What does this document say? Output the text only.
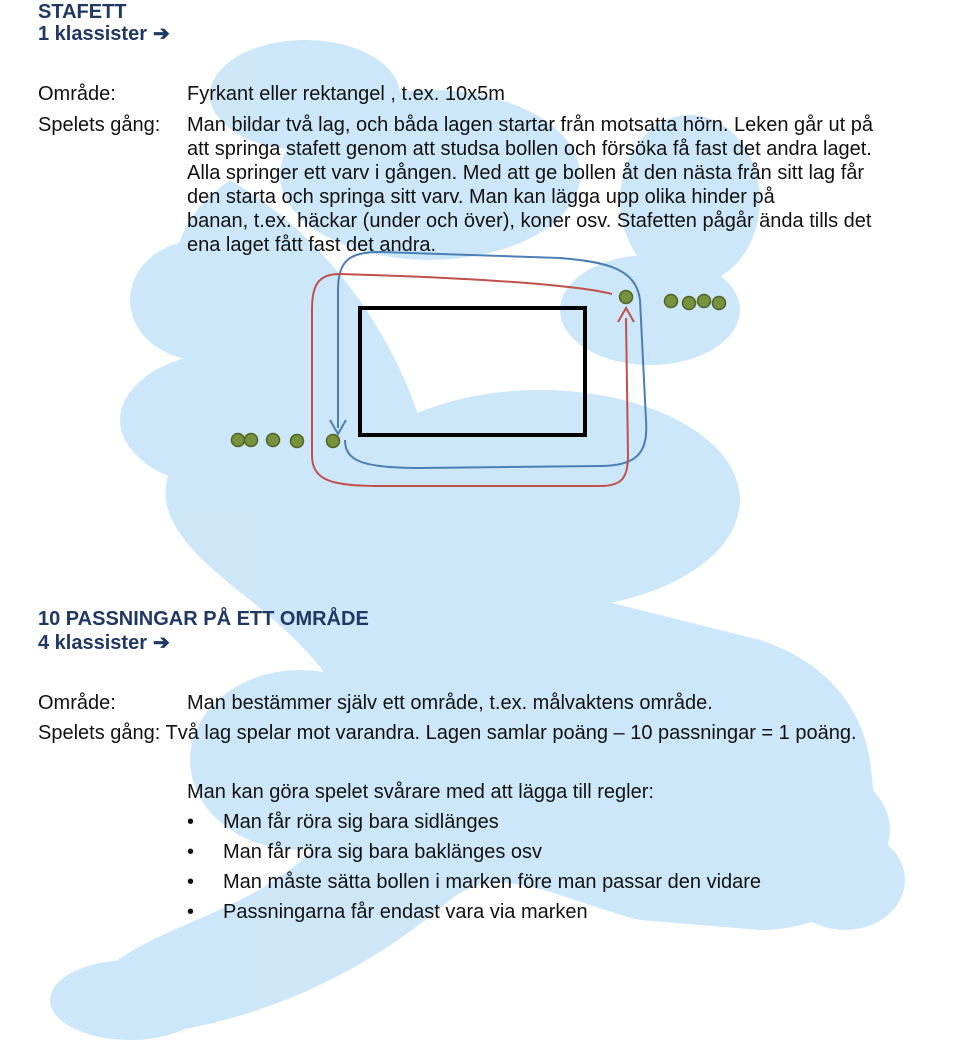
STAFETT
1 klassister ➔
Område:	Fyrkant eller rektangel , t.ex. 10x5m
Spelets gång: Man bildar två lag, och båda lagen startar från motsatta hörn. Leken går ut på
att springa stafett genom att studsa bollen och försöka få fast det andra laget.
Alla springer ett varv i gången. Med att ge bollen åt den nästa från sitt lag får
den starta och springa sitt varv. Man kan lägga upp olika hinder på
banan, t.ex. häckar (under och över), koner osv. Stafetten pågår ända tills det
ena laget fått fast det andra.
10 PASSNINGAR PÅ ETT OMRÅDE
4 klassister ➔
Område:	Man bestämmer själv ett område, t.ex. målvaktens område.
Spelets gång: Två lag spelar mot varandra. Lagen samlar poäng – 10 passningar = 1 poäng.
Man kan göra spelet svårare med att lägga till regler:
• Man får röra sig bara sidlänges
• Man får röra sig bara baklänges osv
• Man måste sätta bollen i marken före man passar den vidare
• Passningarna får endast vara via marken
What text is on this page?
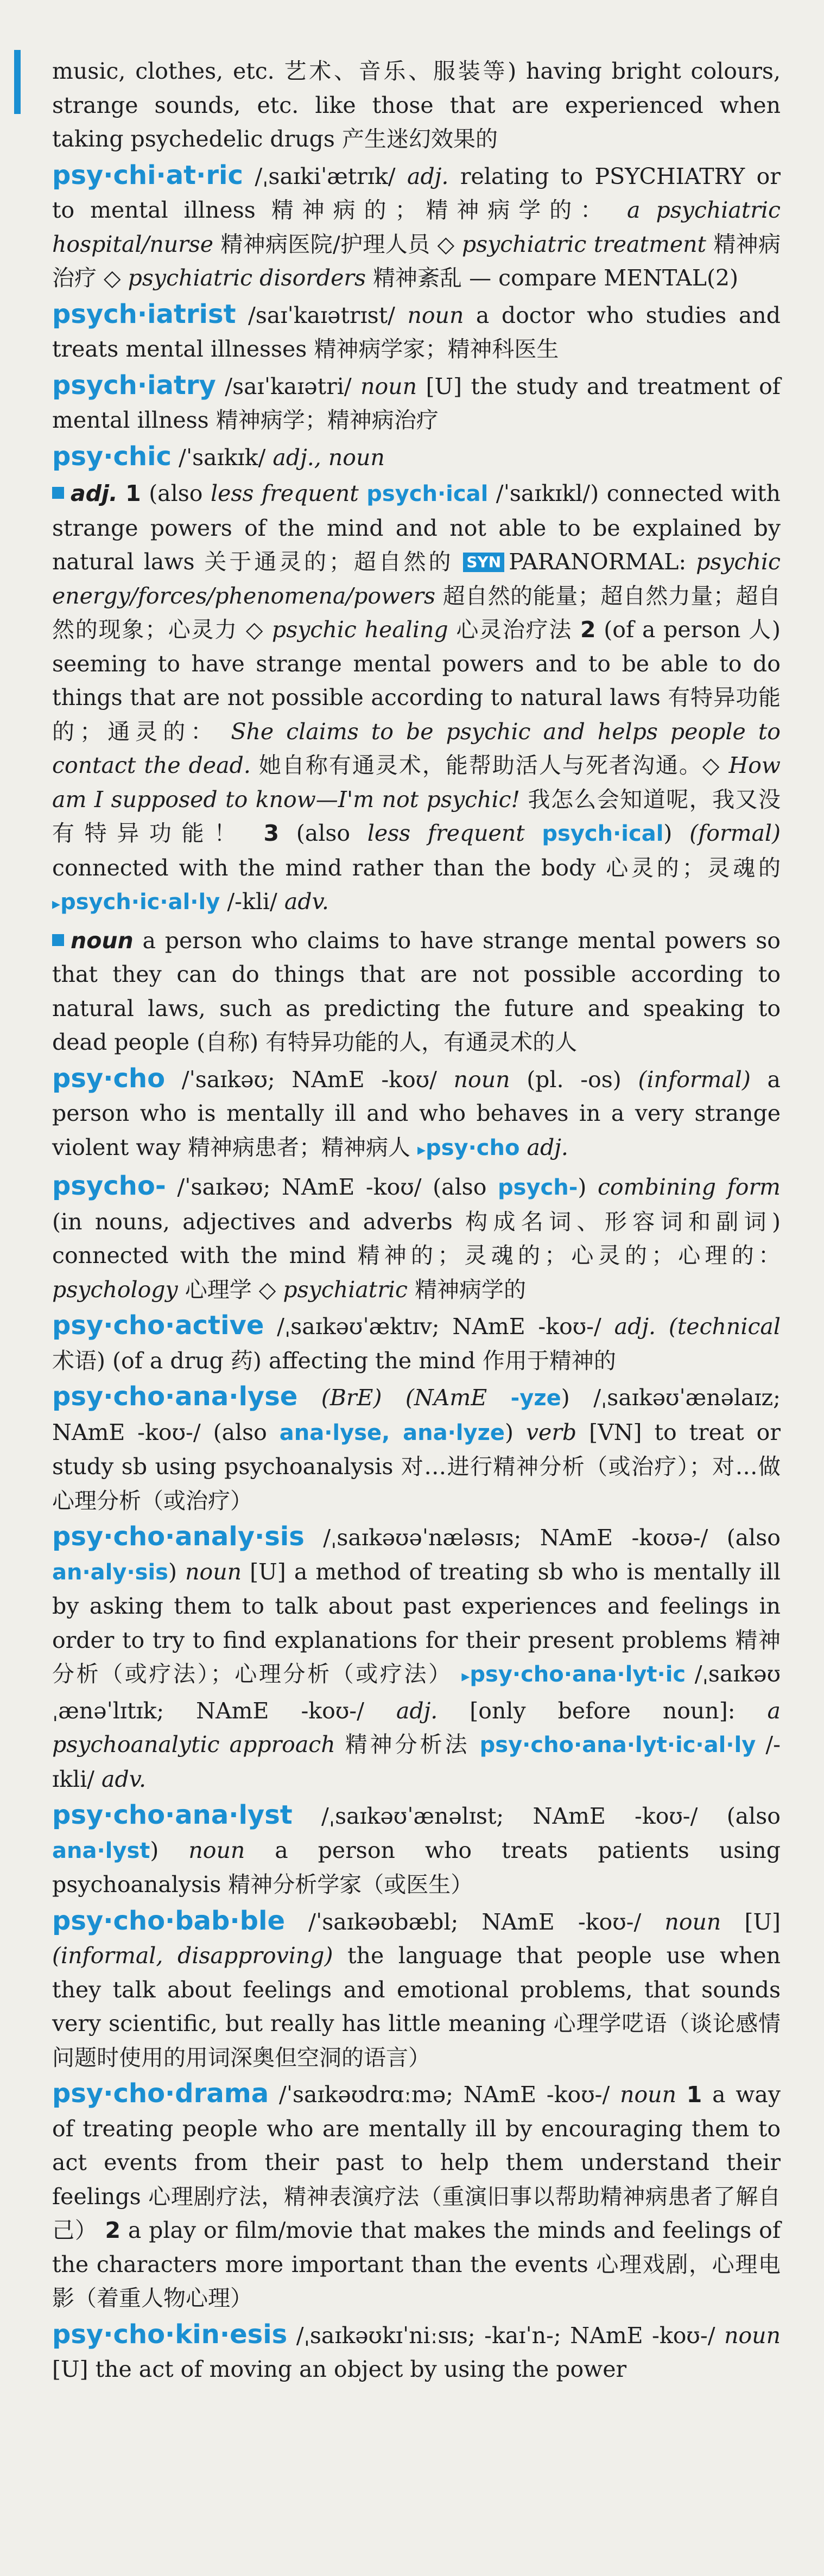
music, clothes, etc. 艺术、音乐、服装等) having bright colours, strange sounds, etc. like those that are experienced when taking psychedelic drugs 产生迷幻效果的

psy·chi·at·ric /ˌsaɪkiˈætrɪk/ adj. relating to PSYCHIATRY or to mental illness 精神病的；精神病学的： a psychiatric hospital/nurse 精神病医院/护理人员 ◇ psychiatric treatment 精神病治疗 ◇ psychiatric disorders 精神紊乱 — compare MENTAL(2)

psych·iatrist /saɪˈkaɪətrɪst/ noun a doctor who studies and treats mental illnesses 精神病学家；精神科医生

psych·iatry /saɪˈkaɪətri/ noun [U] the study and treatment of mental illness 精神病学；精神病治疗

psy·chic /ˈsaɪkɪk/ adj., noun

adj. 1 (also less frequent psych·ical /ˈsaɪkɪkl/) connected with strange powers of the mind and not able to be explained by natural laws 关于通灵的；超自然的 SYN PARANORMAL: psychic energy/forces/phenomena/powers 超自然的能量；超自然力量；超自然的现象；心灵力 ◇ psychic healing 心灵治疗法 2 (of a person 人) seeming to have strange mental powers and to be able to do things that are not possible according to natural laws 有特异功能的；通灵的： She claims to be psychic and helps people to contact the dead. 她自称有通灵术，能帮助活人与死者沟通。◇ How am I supposed to know—I'm not psychic! 我怎么会知道呢，我又没有特异功能！ 3 (also less frequent psych·ical) (formal) connected with the mind rather than the body 心灵的；灵魂的 ▸psych·ic·al·ly /-kli/ adv.

noun a person who claims to have strange mental powers so that they can do things that are not possible according to natural laws, such as predicting the future and speaking to dead people (自称) 有特异功能的人，有通灵术的人

psy·cho /ˈsaɪkəʊ; NAmE -koʊ/ noun (pl. -os) (informal) a person who is mentally ill and who behaves in a very strange violent way 精神病患者；精神病人 ▸psy·cho adj.

psycho- /ˈsaɪkəʊ; NAmE -koʊ/ (also psych-) combining form (in nouns, adjectives and adverbs 构成名词、形容词和副词) connected with the mind 精神的；灵魂的；心灵的；心理的： psychology 心理学 ◇ psychiatric 精神病学的

psy·cho·active /ˌsaɪkəʊˈæktɪv; NAmE -koʊ-/ adj. (technical 术语) (of a drug 药) affecting the mind 作用于精神的

psy·cho·ana·lyse (BrE) (NAmE -yze) /ˌsaɪkəʊˈænəlaɪz; NAmE -koʊ-/ (also ana·lyse, ana·lyze) verb [VN] to treat or study sb using psychoanalysis 对…进行精神分析（或治疗）；对…做心理分析（或治疗）

psy·cho·analy·sis /ˌsaɪkəʊəˈnæləsɪs; NAmE -koʊə-/ (also an·aly·sis) noun [U] a method of treating sb who is mentally ill by asking them to talk about past experiences and feelings in order to try to find explanations for their present problems 精神分析（或疗法）；心理分析（或疗法） ▸psy·cho·ana·lyt·ic /ˌsaɪkəʊˌænəˈlɪtɪk; NAmE -koʊ-/ adj. [only before noun]: a psychoanalytic approach 精神分析法 psy·cho·ana·lyt·ic·al·ly /-ɪkli/ adv.

psy·cho·ana·lyst /ˌsaɪkəʊˈænəlɪst; NAmE -koʊ-/ (also ana·lyst) noun a person who treats patients using psychoanalysis 精神分析学家（或医生）

psy·cho·bab·ble /ˈsaɪkəʊbæbl; NAmE -koʊ-/ noun [U] (informal, disapproving) the language that people use when they talk about feelings and emotional problems, that sounds very scientific, but really has little meaning 心理学呓语（谈论感情问题时使用的用词深奥但空洞的语言）

psy·cho·drama /ˈsaɪkəʊdrɑːmə; NAmE -koʊ-/ noun 1 a way of treating people who are mentally ill by encouraging them to act events from their past to help them understand their feelings 心理剧疗法，精神表演疗法（重演旧事以帮助精神病患者了解自己） 2 a play or film/movie that makes the minds and feelings of the characters more important than the events 心理戏剧，心理电影（着重人物心理）

psy·cho·kin·esis /ˌsaɪkəʊkɪˈniːsɪs; -kaɪˈn-; NAmE -koʊ-/ noun [U] the act of moving an object by using the power
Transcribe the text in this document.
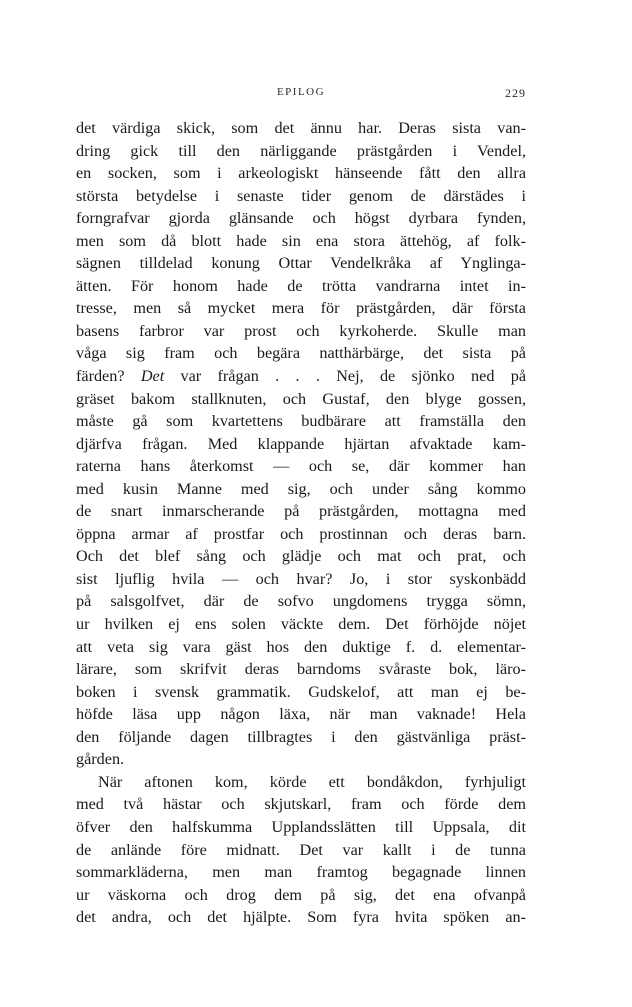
EPILOG	229
det värdiga skick, som det ännu har. Deras sista van-
dring gick till den närliggande prästgården i Vendel,
en socken, som i arkeologiskt hänseende fått den allra
största betydelse i senaste tider genom de därstädes i
forngrafvar gjorda glänsande och högst dyrbara fynden,
men som då blott hade sin ena stora ättehög, af folk-
sägnen tilldelad konung Ottar Vendelkråka af Ynglinga-
ätten. För honom hade de trötta vandrarna intet in-
tresse, men så mycket mera för prästgården, där första
basens farbror var prost och kyrkoherde. Skulle man
våga sig fram och begära natthärbärge, det sista på
färden? Det var frågan . . . Nej, de sjönko ned på
gräset bakom stallknuten, och Gustaf, den blyge gossen,
måste gå som kvartettens budbärare att framställa den
djärfva frågan. Med klappande hjärtan afvaktade kam-
raterna hans återkomst — och se, där kommer han
med kusin Manne med sig, och under sång kommo
de snart inmarscherande på prästgården, mottagna med
öppna armar af prostfar och prostinnan och deras barn.
Och det blef sång och glädje och mat och prat, och
sist ljuflig hvila — och hvar? Jo, i stor syskonbädd
på salsgolfvet, där de sofvo ungdomens trygga sömn,
ur hvilken ej ens solen väckte dem. Det förhöjde nöjet
att veta sig vara gäst hos den duktige f. d. elementar-
lärare, som skrifvit deras barndoms svåraste bok, läro-
boken i svensk grammatik. Gudskelof, att man ej be-
höfde läsa upp någon läxa, när man vaknade! Hela
den följande dagen tillbragtes i den gästvänliga präst-
gården.
När aftonen kom, körde ett bondåkdon, fyrhjuligt
med två hästar och skjutskarl, fram och förde dem
öfver den halfskumma Upplandsslätten till Uppsala, dit
de anlände före midnatt. Det var kallt i de tunna
sommarkläderna, men man framtog begagnade linnen
ur väskorna och drog dem på sig, det ena ofvanpå
det andra, och det hjälpte. Som fyra hvita spöken an-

Task goal
Using the records above, select and copy every line that has the word "informal".

Exercise answer
psy·cho /ˈsaɪkəʊ; NAmE -koʊ/ noun (pl. -os) (informal) a person who is mentally ill and who behaves in a very strange violent way 精神病患者；精神病人 ▸psy·cho adj.
psy·cho·bab·ble /ˈsaɪkəʊbæbl; NAmE -koʊ-/ noun [U] (informal, disapproving) the language that people use when they talk about feelings and emotional problems, that sounds very scientific, but really has little meaning 心理学呓语（谈论感情问题时使用的用词深奥但空洞的语言）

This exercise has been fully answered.